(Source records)
'''

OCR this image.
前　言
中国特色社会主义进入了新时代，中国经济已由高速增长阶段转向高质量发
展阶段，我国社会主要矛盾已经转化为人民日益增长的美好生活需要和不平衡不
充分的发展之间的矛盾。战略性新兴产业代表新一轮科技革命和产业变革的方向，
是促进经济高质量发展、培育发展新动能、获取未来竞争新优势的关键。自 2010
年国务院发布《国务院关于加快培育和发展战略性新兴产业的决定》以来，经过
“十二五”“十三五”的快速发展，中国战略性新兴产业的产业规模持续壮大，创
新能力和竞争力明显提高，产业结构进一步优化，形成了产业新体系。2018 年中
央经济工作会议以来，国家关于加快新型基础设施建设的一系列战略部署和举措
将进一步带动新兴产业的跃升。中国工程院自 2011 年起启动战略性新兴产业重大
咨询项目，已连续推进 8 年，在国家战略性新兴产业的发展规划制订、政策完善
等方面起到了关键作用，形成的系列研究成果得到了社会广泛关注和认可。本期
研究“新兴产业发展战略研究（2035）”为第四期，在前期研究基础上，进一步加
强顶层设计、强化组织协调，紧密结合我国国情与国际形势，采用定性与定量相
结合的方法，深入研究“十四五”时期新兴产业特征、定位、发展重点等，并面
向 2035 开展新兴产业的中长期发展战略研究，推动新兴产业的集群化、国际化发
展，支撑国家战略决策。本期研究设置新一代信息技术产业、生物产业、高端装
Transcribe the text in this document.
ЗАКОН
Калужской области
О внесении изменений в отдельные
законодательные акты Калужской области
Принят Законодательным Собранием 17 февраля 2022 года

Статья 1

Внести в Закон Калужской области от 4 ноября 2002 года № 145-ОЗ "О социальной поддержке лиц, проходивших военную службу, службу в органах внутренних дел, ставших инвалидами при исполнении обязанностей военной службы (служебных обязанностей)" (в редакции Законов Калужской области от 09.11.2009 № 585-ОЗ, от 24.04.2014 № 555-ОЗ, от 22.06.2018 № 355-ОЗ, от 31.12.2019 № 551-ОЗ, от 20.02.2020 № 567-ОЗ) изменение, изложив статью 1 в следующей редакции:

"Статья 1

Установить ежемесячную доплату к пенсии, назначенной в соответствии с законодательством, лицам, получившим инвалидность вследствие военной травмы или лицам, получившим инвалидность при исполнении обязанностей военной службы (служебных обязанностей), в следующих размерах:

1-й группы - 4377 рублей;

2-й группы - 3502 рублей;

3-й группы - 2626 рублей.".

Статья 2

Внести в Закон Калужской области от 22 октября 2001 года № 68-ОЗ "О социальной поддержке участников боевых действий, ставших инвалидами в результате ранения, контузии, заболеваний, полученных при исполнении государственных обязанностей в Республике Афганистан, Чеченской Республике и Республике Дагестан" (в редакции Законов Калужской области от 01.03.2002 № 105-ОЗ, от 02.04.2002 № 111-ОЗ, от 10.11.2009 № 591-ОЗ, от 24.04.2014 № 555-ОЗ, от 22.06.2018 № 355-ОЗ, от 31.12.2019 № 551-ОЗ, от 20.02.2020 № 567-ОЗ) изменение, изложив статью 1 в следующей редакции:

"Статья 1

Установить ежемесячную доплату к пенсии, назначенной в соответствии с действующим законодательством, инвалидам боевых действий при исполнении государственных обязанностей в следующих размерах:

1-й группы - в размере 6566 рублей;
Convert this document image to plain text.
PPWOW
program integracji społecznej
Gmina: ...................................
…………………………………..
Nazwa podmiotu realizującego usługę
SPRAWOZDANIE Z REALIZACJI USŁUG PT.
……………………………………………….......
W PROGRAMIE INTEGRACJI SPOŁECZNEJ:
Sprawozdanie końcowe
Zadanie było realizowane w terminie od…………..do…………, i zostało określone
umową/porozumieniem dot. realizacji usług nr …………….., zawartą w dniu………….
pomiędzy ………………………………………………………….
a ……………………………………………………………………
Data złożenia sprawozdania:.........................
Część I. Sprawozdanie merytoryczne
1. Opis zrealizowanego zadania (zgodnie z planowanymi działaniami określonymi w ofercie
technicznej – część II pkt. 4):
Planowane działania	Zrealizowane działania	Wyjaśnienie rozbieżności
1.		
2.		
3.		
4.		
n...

'''
'''

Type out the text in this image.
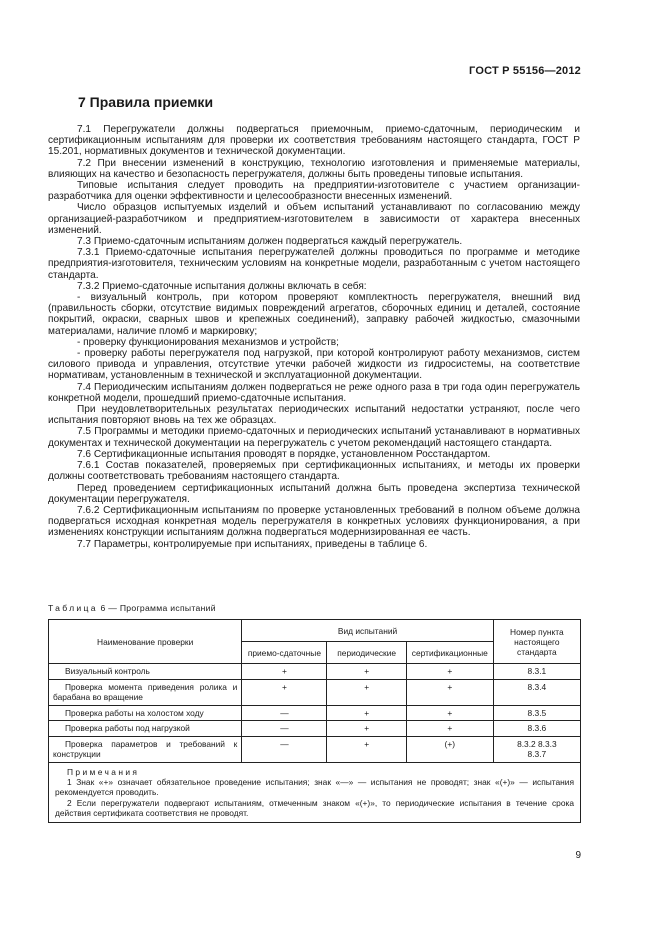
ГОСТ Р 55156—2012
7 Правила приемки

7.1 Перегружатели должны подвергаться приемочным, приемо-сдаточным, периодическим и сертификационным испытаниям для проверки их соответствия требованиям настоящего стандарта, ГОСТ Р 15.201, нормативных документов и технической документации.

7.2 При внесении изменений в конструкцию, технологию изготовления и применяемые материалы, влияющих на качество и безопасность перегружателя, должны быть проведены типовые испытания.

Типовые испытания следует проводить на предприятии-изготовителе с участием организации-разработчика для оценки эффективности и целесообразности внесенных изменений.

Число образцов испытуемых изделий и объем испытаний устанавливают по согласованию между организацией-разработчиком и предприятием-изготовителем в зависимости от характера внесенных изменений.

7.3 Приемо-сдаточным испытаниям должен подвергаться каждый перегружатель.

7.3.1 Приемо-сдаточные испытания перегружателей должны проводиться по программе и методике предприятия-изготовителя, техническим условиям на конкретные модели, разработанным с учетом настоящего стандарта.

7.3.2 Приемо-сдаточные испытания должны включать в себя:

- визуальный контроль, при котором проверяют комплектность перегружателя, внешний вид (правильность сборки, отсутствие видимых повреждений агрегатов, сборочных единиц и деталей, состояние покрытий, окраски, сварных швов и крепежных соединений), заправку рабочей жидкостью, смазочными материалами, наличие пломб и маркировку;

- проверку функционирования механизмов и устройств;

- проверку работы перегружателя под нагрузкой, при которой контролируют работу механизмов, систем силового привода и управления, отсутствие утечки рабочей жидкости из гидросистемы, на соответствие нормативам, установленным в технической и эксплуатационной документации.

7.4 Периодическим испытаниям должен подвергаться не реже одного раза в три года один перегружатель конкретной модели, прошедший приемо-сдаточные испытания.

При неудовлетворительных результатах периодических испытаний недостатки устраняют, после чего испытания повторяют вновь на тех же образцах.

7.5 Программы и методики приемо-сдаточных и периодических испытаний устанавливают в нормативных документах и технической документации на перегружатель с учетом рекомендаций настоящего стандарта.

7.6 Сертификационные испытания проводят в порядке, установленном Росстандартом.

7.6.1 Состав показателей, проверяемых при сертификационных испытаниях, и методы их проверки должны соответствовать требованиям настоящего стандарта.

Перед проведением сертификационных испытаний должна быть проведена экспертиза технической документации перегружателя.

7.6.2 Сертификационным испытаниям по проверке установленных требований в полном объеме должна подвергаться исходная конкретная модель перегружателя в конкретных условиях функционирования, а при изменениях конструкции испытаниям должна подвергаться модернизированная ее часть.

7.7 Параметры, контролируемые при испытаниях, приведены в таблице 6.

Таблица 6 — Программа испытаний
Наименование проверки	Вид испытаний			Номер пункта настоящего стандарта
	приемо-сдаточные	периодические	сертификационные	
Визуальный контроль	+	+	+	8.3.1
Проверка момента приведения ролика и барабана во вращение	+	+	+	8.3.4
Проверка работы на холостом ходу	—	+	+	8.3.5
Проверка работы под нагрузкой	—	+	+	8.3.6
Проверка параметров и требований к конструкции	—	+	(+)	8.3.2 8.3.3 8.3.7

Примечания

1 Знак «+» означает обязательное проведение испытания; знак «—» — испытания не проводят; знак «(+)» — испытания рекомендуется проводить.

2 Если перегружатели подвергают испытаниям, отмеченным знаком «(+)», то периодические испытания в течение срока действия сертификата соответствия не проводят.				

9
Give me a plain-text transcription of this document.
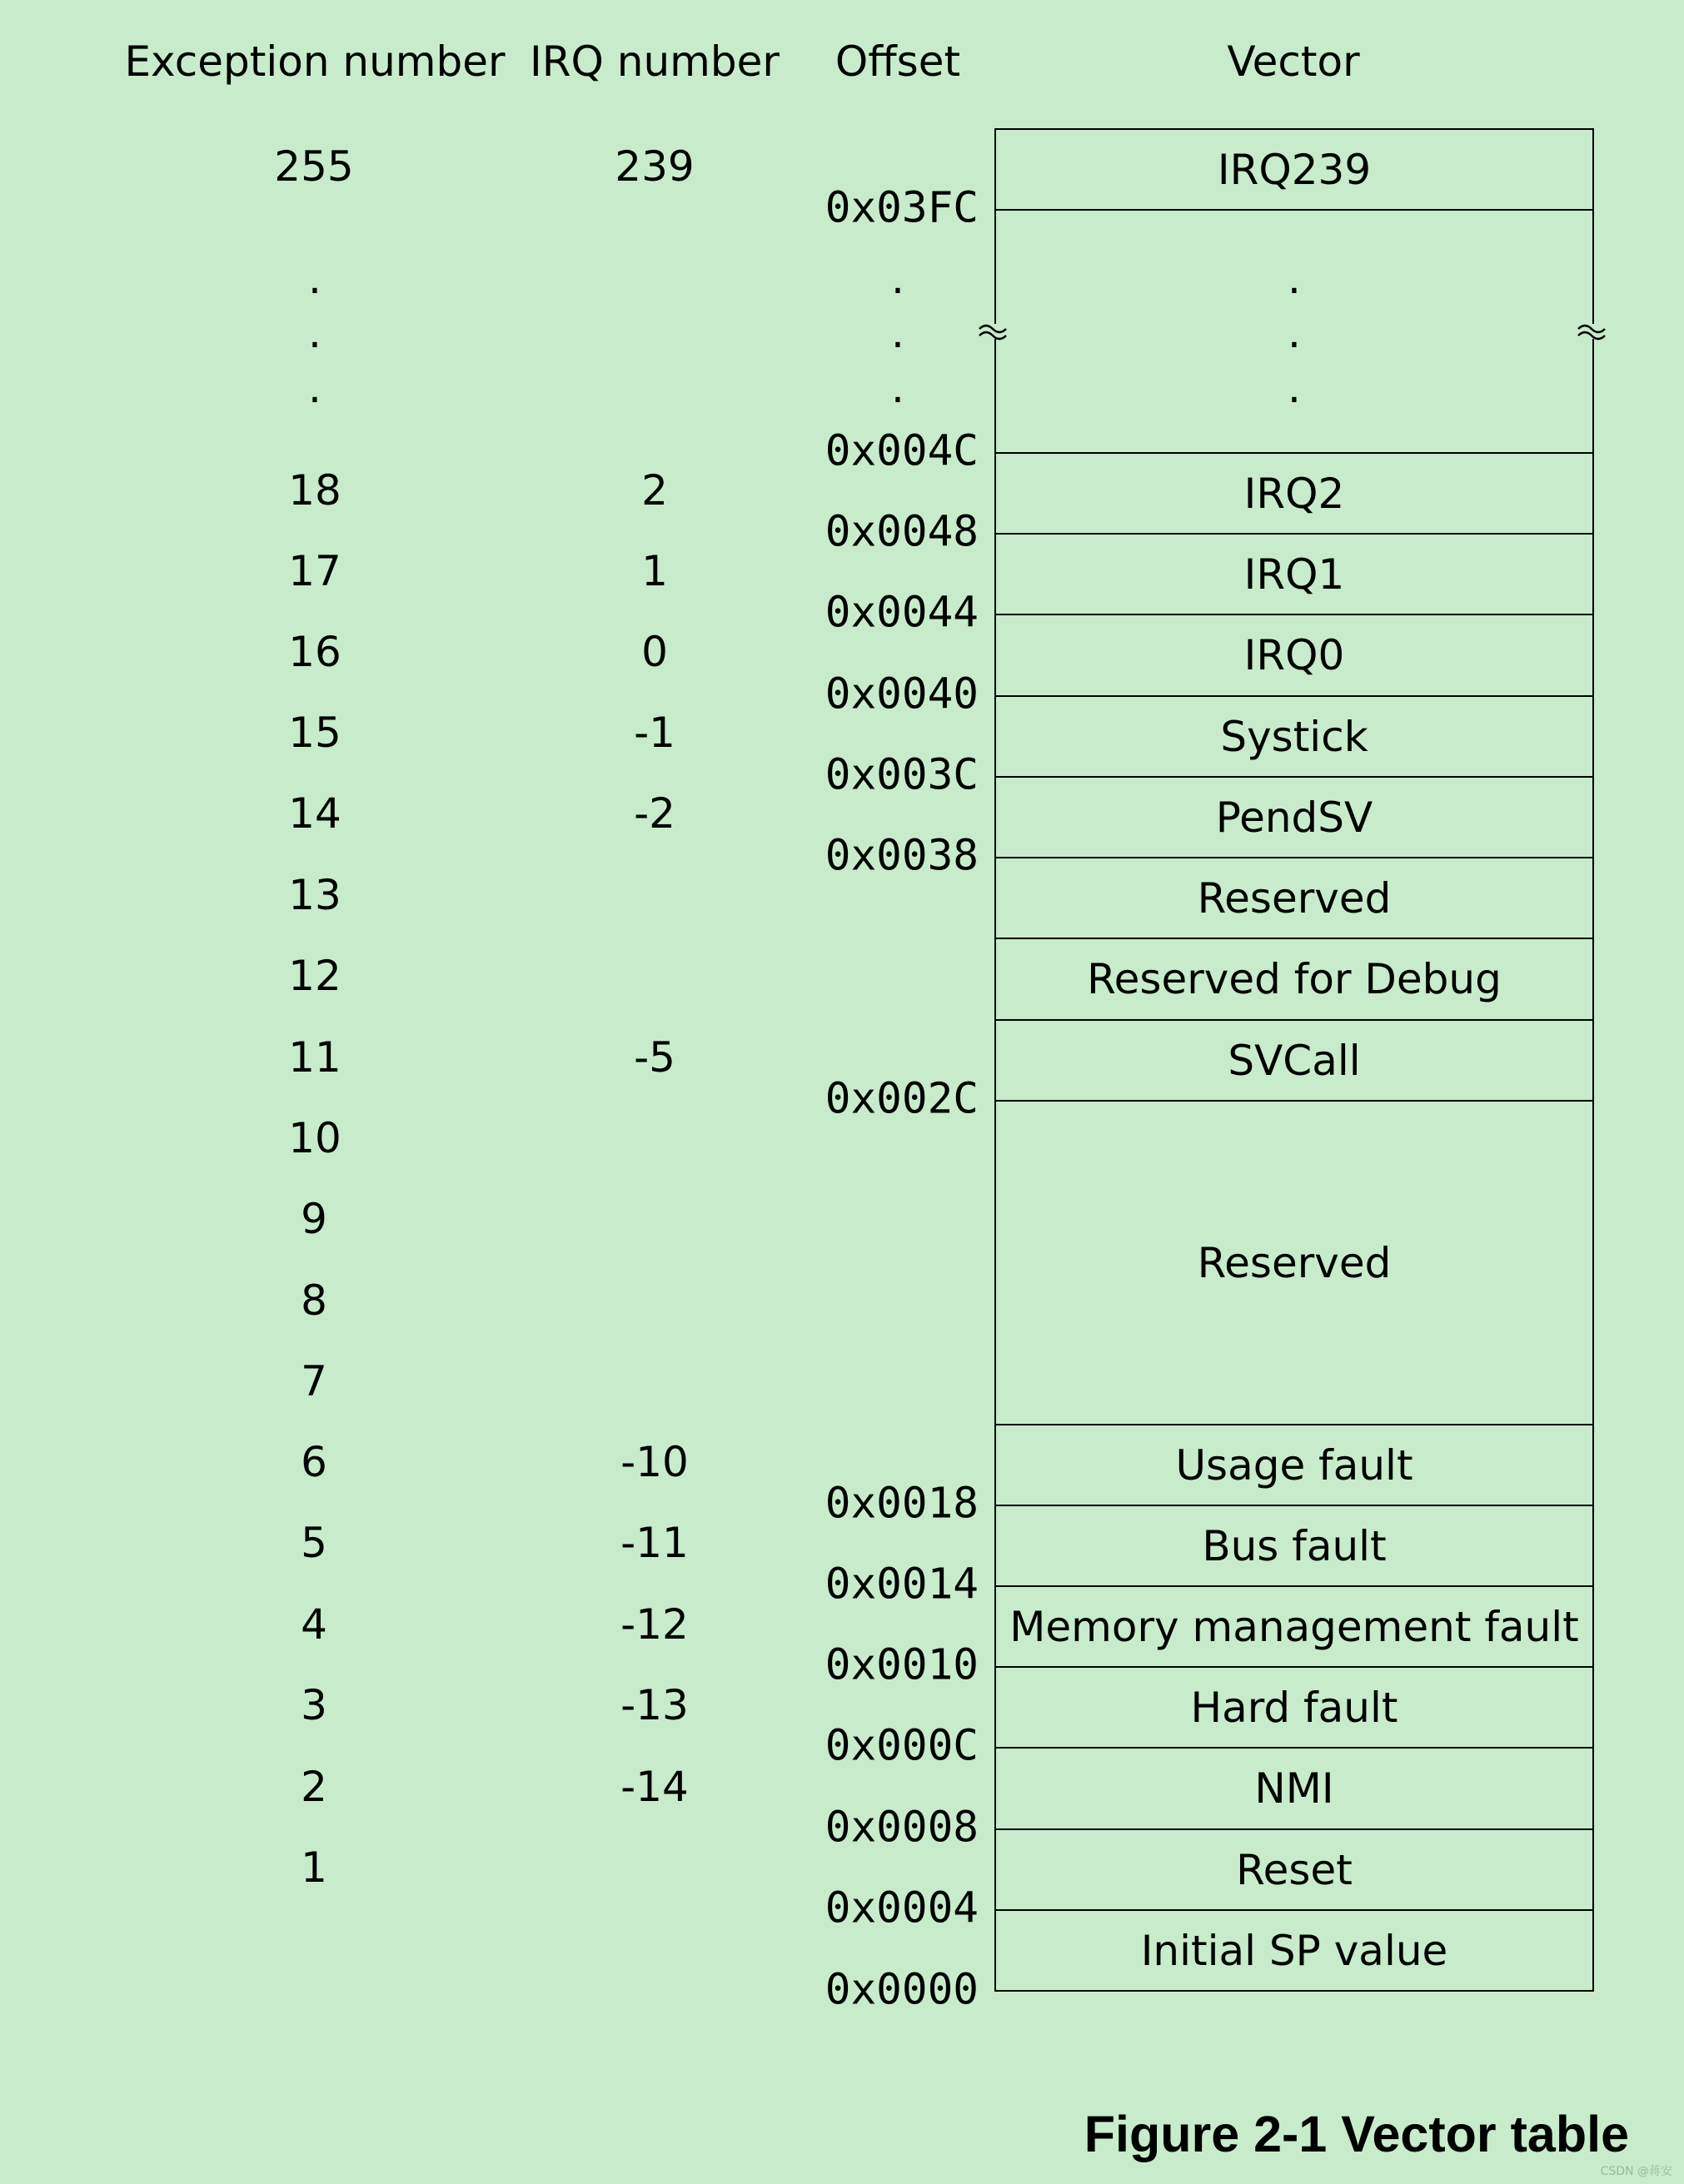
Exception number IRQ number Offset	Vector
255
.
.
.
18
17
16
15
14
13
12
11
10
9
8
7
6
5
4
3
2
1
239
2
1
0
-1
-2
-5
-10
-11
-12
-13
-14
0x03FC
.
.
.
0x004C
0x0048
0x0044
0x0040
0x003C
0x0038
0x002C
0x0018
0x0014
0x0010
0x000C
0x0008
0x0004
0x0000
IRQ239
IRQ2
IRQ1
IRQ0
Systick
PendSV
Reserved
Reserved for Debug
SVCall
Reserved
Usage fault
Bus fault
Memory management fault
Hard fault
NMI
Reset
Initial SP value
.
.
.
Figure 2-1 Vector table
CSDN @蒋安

'''
'''

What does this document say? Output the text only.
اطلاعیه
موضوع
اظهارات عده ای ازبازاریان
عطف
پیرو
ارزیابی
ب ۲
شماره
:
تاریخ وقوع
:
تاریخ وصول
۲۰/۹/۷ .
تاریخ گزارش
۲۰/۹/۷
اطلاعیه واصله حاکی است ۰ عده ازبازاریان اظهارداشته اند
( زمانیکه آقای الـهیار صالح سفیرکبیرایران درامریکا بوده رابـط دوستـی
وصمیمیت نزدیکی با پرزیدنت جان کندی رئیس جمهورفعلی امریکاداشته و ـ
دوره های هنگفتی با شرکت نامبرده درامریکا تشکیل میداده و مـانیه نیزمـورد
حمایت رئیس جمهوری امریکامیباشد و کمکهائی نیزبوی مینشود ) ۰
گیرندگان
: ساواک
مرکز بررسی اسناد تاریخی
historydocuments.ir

'''

Take every line from the data above that holds "периодические" and copy it out.

	приемо-сдаточные	периодические	сертификационные	
2 Если перегружатели подвергают испытаниям, отмеченным знаком «(+)», то периодические испытания в течение срока действия сертификата соответствия не проводят.				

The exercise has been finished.